- **Passage given**:
From PCUSA.NEWS@pcusa.org
Date 11 Feb 1997 07:42:22

5-February-1997 
97065 
 
            Cultural Barriers Come down as Guatemalan 
                Presbyterian Women Seek Ordination 
 
                          by Alexa Smith 
 
LOUISVILLE, Ky.-- A recommendation to ordain women as pastors and elders is 
expected to come before the Synod of the National Evangelical Presbyterian 
Church of Guatemala (NEPCG) this spring. The proposal is drawing renewed 
attention to entrenched economic, racial and class divisions that 
politically split Guatemalan society and have exacerbated a cultural gulf 
in the church. 
 
     On one side of the cultural gulf are indigenous Guatemalans intent on 
preserving traditional Mayan life.  On the other side are those descended 
from European settlers (Ladinos) and Mayans who generally have opted to 
adapt to Guatemala's rich cultural mix .   
 
     Women on both sides of this racial and cultural breach are working for 
ecclesiastical equality. They're just working separately. 
 
     Getting women together to talk about these issues is hard to do, 
according to Rachel Lausch, who has just returned to the United States 
after more than 20 years of Presbyterian mission work in Guatemala.  The 
long historical memory of racial discrimination and cultural hegemony traps 
women just as painfully as men, she says, even though many of the hurts 
happened in their mothers' lives, not in their own.  "They're not able to 
overcome that memory yet, to reach across those barriers.  That is the next 
thing that needs to be done. 
 
     "There are literally centuries to be overcome," Lausch said, "but 
ordination of women is inevitable.  In a sense, it is already happening." 
 
     It is happening in official and unofficial ways in three of the 
denomination's eight Mayan presbyteries.  In Maya Quiche women function as 
elders, in Mam as licensed preachers and in Kaqchiquel as leaders without 
benefit of ordination.   
 
     Those offices are  not recognized outside each presbytery's boundaries 
and certainly not in the seven Ladino presbyteries, none of which ordain 
women.  But in all 15 of Guatemala's presbyteries, most onlookers 
acknowledge that women perform many pastoral ministries at the local level, 
if only because 70 percent of the members of the NEPCG are women.   
 
     The absence of men may be a result of Guatemala's long and bloody 
civil war that wiped out more than 150,000 people, or  a reflection of the 
prevailing "machismo" culture that still considers church to be the 
province of women and children. 
 
     Whatever the cause, it means there is more work to do than there are 
ordained men to do it.. 
 
     This reality is part of what is changing the theological picture in 
Guatemala, according to the Rev. Juan Giron, a Ladino pastor from Guatemala 
City.  He chairs a 15-member all-male committee that is now "inclined" to 
recommend that the Synod ordain women.   
 
     `"We have a crisis," he told the Presbyterian News Service in a 
telephone interview.  "The church is only 30 percent male and we've not let 
women be ordained."  Reformed government is supposed to be representative, 
he added, and the existing gender disparity is unjust.

Items listed in a dataset:
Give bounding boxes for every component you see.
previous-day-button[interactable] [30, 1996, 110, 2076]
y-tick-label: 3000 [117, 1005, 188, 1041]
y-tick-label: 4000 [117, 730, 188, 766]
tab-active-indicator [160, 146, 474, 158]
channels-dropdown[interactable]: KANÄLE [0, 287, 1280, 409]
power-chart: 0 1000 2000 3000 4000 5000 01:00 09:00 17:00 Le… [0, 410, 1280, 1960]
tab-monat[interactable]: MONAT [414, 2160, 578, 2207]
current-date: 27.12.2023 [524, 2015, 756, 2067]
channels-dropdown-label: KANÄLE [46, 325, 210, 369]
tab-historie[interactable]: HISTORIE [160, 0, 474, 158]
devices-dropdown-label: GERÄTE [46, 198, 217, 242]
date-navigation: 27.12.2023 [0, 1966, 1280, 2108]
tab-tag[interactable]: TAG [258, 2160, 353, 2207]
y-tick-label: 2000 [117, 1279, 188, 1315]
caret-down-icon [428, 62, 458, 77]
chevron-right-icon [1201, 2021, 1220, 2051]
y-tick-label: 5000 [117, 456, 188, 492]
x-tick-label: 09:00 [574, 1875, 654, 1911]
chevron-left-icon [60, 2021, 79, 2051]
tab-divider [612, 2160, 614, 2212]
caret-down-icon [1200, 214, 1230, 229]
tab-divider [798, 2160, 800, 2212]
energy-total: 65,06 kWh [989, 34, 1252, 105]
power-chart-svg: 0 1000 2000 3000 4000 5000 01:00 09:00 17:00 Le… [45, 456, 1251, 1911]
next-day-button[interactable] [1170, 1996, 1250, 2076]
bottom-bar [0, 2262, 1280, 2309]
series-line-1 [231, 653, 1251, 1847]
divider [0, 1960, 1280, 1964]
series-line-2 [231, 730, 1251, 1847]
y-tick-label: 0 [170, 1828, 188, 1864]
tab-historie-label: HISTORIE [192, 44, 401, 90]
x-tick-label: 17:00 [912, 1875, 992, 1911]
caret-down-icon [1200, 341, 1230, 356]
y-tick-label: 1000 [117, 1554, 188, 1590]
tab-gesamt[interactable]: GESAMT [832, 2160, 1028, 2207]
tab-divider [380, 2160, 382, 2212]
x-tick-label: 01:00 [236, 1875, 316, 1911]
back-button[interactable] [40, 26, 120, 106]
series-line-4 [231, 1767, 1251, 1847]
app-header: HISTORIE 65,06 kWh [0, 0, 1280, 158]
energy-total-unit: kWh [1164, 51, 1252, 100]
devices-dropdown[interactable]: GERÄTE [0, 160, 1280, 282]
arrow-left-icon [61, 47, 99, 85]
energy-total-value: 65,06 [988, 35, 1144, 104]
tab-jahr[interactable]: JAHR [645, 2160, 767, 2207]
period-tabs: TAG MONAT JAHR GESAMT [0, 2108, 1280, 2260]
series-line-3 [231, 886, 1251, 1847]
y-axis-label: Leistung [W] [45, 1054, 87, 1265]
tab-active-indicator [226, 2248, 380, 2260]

- **Tasks to complete**:
1. Update the article on Guatemalan women's ordination, starting with "Those offices are" and going on through "NEPCG are women.", changing "onlookers" to "observers".
2. Write what comes next in the article on Guatemalan women's ordination, picking up right after its final sentence.

- **Replies**:
1.
Those offices are  not recognized outside each presbytery's boundaries 
and certainly not in the seven Ladino presbyteries, none of which ordain 
women.  But in all 15 of Guatemala's presbyteries, most observers 
acknowledge that women perform many pastoral ministries at the local level, 
if only because 70 percent of the members of the NEPCG are women.

2.
     Giron's committee has worked to identify biblical and theological 
grounds to ordain women, he said.  He hopes resistant males may be 
persuaded, as he himself as been, and that women may be more willing to 
seek what will be, in some churches, a controversial office. 
 
       Few deny that ordaining women is a practical, if not theological 
inevitability.  How to do it is complicated by differing practices and 
cultural presuppositions.   For instance, there are Mayan women who claim 
readiness for the pastorate  now, while Ladina women, prefer more gradual 
access, serving first as elders and gaining confidence to seek pastoral 
calls.    
 
     As longtime PCUSA mission worker Dennis Smith of Guatemala City puts 
it: "With Mayan women, there's more emphasis on pastoral practice, less on 
formal academics.  Ladino women have more access to the academic side -- 
how to deal with issues academically and theologically."  But both groups 
of women have long histories of being the people who get things done in the 
church, he said. 
 
     "If you need to get something done, go to the women." 
 
     That's why some women in indigenous presbyteries want to press now for 
ordination as pastors, according to the Rev. Antonio Otzoy of Kaqchiquel 
Presbytery, who is director of the Hermandad de Presbiterios Mayas (the 
Brotherhood of Mayan Presbyteries).  Three Kaqchiquel women, he says, are 
just waiting for the denomination to sanction their ordination as pastors, 
since they are already doing pastoral work in isolated mountain 
communities.   
 
     "There's a recognition [among Mayans] for all the work they've already 
done," he said.  Indigenous culture historically has allowed more parity 
between women and men in both religious and family life, he says.  The 
culture places less value than does Ladino culture on titles as a way to 
confirm a call to ministry. 
 
     "Women want to be respected because we've been doing this work 
together with men up until now," said Margarita Valiente de Similox, the 
moderator of Kaqchiquel Presbytery.  She pushed human rights abuses 
perpetrated on the presbytery's clergy into the Inter-American Court last 
year -- getting the government slapped with an order to arrest the former 
military commissioner charged with killing at least one Presbyterian 
minister.  "We haven't studied," she said, "but we have experience with 
people in the communities." 
 
     Another Kaqchiquel candidate, Josephina Martinez of Chimaltenango, 
assumed the responsibilities of her husband, Lucio, who died of a stroke 
last August after nearly two years of unrelenting death threats.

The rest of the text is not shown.